[Short problem]
Please retype the data in full and exactly; the pictures are not part of the copy.

[Supplied entries]
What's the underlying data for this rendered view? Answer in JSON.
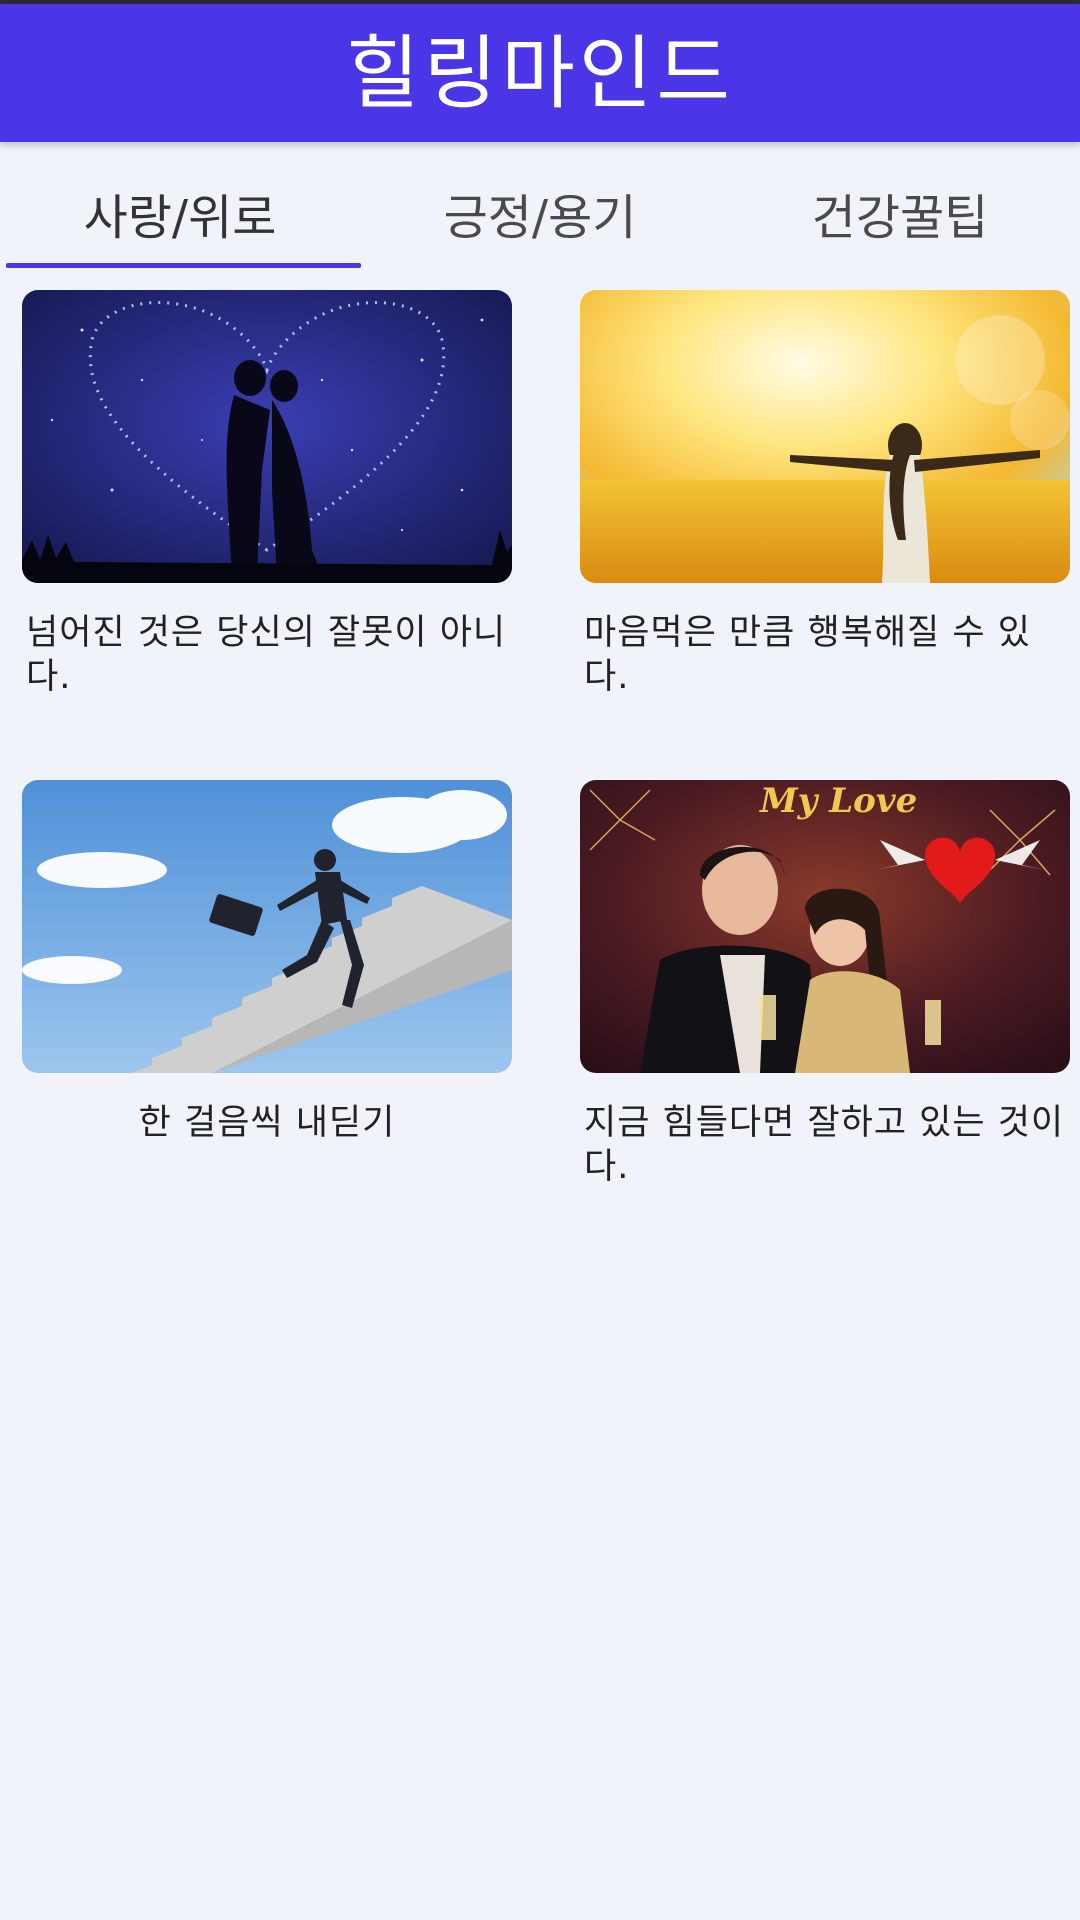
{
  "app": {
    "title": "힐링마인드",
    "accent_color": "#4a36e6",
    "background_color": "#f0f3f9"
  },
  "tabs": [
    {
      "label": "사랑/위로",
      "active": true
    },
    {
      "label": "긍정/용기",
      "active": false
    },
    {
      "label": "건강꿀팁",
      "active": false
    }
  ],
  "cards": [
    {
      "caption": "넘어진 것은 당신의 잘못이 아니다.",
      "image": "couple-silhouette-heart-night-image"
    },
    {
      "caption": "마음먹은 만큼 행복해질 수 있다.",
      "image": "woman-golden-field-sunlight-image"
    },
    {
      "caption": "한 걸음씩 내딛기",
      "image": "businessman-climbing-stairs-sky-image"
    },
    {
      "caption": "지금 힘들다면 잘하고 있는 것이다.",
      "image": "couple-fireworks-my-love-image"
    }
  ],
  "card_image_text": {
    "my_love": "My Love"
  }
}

[Completed task]
What's the underlying data for this rendered view? Answer in JSON.
{
  "app": {
    "title": "힐링마인드",
    "accent_color": "#4a36e6",
    "background_color": "#f0f3f9"
  },
  "tabs": [
    {
      "label": "사랑/위로",
      "active": true
    },
    {
      "label": "긍정/용기",
      "active": false
    },
    {
      "label": "건강꿀팁",
      "active": false
    }
  ],
  "cards": [
    {
      "caption": "넘어진 것은 당신의 잘못이 아니다.",
      "image": "couple-silhouette-heart-night-image"
    },
    {
      "caption": "마음먹은 만큼 행복해질 수 있다.",
      "image": "woman-golden-field-sunlight-image"
    },
    {
      "caption": "한 걸음씩 내딛기",
      "image": "businessman-climbing-stairs-sky-image"
    },
    {
      "caption": "지금 힘들다면 잘하고 있는 것이다.",
      "image": "couple-fireworks-my-love-image"
    }
  ],
  "card_image_text": {
    "my_love": "My Love"
  }
}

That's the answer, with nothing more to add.